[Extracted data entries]
━━━━━━━━━━

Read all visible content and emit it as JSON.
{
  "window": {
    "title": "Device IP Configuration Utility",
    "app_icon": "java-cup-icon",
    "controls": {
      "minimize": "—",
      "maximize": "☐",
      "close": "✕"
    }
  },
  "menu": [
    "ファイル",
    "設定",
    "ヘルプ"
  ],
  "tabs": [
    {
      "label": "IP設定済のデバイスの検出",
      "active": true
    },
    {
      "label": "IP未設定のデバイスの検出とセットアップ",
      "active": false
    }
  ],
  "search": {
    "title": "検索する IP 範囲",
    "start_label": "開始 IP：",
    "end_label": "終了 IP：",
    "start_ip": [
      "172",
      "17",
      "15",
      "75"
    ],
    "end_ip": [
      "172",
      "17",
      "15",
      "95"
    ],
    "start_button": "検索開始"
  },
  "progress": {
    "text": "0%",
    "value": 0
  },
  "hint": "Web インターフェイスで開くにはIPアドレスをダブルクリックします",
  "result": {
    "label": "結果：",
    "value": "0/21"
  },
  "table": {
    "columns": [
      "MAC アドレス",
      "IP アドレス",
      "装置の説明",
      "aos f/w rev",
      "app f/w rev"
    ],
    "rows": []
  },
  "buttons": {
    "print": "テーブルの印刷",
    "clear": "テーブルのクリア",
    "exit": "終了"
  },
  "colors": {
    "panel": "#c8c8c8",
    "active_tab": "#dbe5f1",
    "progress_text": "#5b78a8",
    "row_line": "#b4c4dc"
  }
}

━━━━━━━━━━

Aim of the exercise
Write out the entries above word for word.

Response to the task
Read all visible content and emit it as JSON.
{
  "window": {
    "title": "Device IP Configuration Utility",
    "app_icon": "java-cup-icon",
    "controls": {
      "minimize": "—",
      "maximize": "☐",
      "close": "✕"
    }
  },
  "menu": [
    "ファイル",
    "設定",
    "ヘルプ"
  ],
  "tabs": [
    {
      "label": "IP設定済のデバイスの検出",
      "active": true
    },
    {
      "label": "IP未設定のデバイスの検出とセットアップ",
      "active": false
    }
  ],
  "search": {
    "title": "検索する IP 範囲",
    "start_label": "開始 IP：",
    "end_label": "終了 IP：",
    "start_ip": [
      "172",
      "17",
      "15",
      "75"
    ],
    "end_ip": [
      "172",
      "17",
      "15",
      "95"
    ],
    "start_button": "検索開始"
  },
  "progress": {
    "text": "0%",
    "value": 0
  },
  "hint": "Web インターフェイスで開くにはIPアドレスをダブルクリックします",
  "result": {
    "label": "結果：",
    "value": "0/21"
  },
  "table": {
    "columns": [
      "MAC アドレス",
      "IP アドレス",
      "装置の説明",
      "aos f/w rev",
      "app f/w rev"
    ],
    "rows": []
  },
  "buttons": {
    "print": "テーブルの印刷",
    "clear": "テーブルのクリア",
    "exit": "終了"
  },
  "colors": {
    "panel": "#c8c8c8",
    "active_tab": "#dbe5f1",
    "progress_text": "#5b78a8",
    "row_line": "#b4c4dc"
  }
}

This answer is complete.